### [TEXT EXCERPT]
.....

The return of VH1’s popular show Pop Up Video (after nearly a nine-year hiatus) this week signifies something content marketers can rejoice in – our audiences love bite-sized content.
Pop Up Video features small snippets of details that appear on the screen in small bubbles. Each blurb reveals details about how the producers and directors made the video, along with facts, figures and trivia about the artist and song. After watching just one episode, viewers have an abundant amount of information to use, share or discuss later.
That’s why content marketing should be like Pop Up Video. It’s important to give your audience extremely interesting information in a quick, simple and easy way.
Leverage All Kinds of Data
The writers and producers of the hit series go outside of the typical sources (industry publications and blogs) to find interesting tidbits to share on the show.
As content producers, we need to take a hint from the show and look everywhere for content ideas. A few good sources for finding content ideas outside the usual sources are to read the publications and blogs your audience may read for fun, to browse infographic sites such as Visual.ly and to check out the popular headlines on news sites.
Break Content Into Bite-Sized Chunks
The information on Pop Up Video appears in small, easy-to-digest chunks. Content should be formatted in the same bite-sized snippets for the Web. Readers like content that is broken into smaller sentences, paragraphs or bullet points. Consider how you can expand this thought process to other mediums, especially social media.
Peter Shankman, founder of Help a Reporter made a good point in this video on how to grow a Twitter following. He said that the best way to grow your following is to engage your audience by sharing interesting information. If you don’t know what to Tweet about, break up a blog post into multiple Twitter posts.
Treat Content Like a Visual Medium
In his recent blog titled, “The Atomic Method of Creating a PowerPoint Presentation,” Seth Godin explained that you need to weed out points by taking your presentation and giving each sentence a slide. This allows you to see where you are using too many words or being redundant.
Godin writes, “Once you have 50 slides…Remove slides and sentences that add no value or don’t move you forward.”

.....

### [AVAILABLE DATA]
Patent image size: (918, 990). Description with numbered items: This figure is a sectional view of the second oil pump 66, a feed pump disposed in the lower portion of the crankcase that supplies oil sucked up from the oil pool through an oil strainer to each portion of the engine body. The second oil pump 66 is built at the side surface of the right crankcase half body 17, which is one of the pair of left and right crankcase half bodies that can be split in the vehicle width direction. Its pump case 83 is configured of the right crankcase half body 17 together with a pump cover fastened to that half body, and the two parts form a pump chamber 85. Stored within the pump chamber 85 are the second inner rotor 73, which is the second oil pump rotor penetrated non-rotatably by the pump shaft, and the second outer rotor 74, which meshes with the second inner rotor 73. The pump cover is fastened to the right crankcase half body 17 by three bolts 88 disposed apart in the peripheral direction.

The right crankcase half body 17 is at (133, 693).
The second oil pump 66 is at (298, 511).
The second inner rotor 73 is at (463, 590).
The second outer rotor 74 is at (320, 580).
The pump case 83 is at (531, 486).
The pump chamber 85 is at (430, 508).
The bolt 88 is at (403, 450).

.....

### [ACTIONS TO TAKE]
1 - According to the article on content marketing, why does Seth Godin recommend giving each sentence of a presentation its own slide? Answer in one to three sentences.
2 - Write the next part of the article on content marketing, starting after its final sentence.

### [ANSWERS PER TASK]
1 - Giving each sentence its own slide lets you see where you are using too many words or being redundant. You can then remove the slides and sentences that add no value or don't move you forward.

2 -
We should treat all of our content in this way. If it’s not worth saying, why would our audience want to read, view or share it?
Creating Your Pop Up File
The most important tool in a content producer’s box is a file full of ideas. Here are a few tips for creating your pop up file:
- Save or star interesting content. Use an RSS feed aggregator like Google Reader to grab news, blogs and video inspiration and star or save anything that sparks an idea.
- Use Google Alerts. You can also put these in Reader or earmark a folder in your email manager for them. Use your top 10 keywords to create alerts.
- Use Twitter searches. Use a Twitter management tool such as Hootsuite or TweetDeck to set up keyword searches. Topsy.com also allows you to search by hashtag or keyword and delivers results based on type of content.
- Sign up for industry newsletters. Yes, you’ll get lots of email, but you can use filters and folders to organize them. Scan the headlines once a day for content ideas.
- Be aware of the calendar. The Chase’s Calendar of Events is a nice resource because it catalogs just about every holiday, observance and famous birthday by month, week and day. To save on cost, you can get the previous year’s version on Amazon for about half price and verify dates with a Google search. You can also access daily observances for free on their website.
Addictive content takes thought, creativity and the right packaging. Watch an episode or two of Pop Up Video for a little inspiration. You can practice by creating your own pop up video at the show’s site.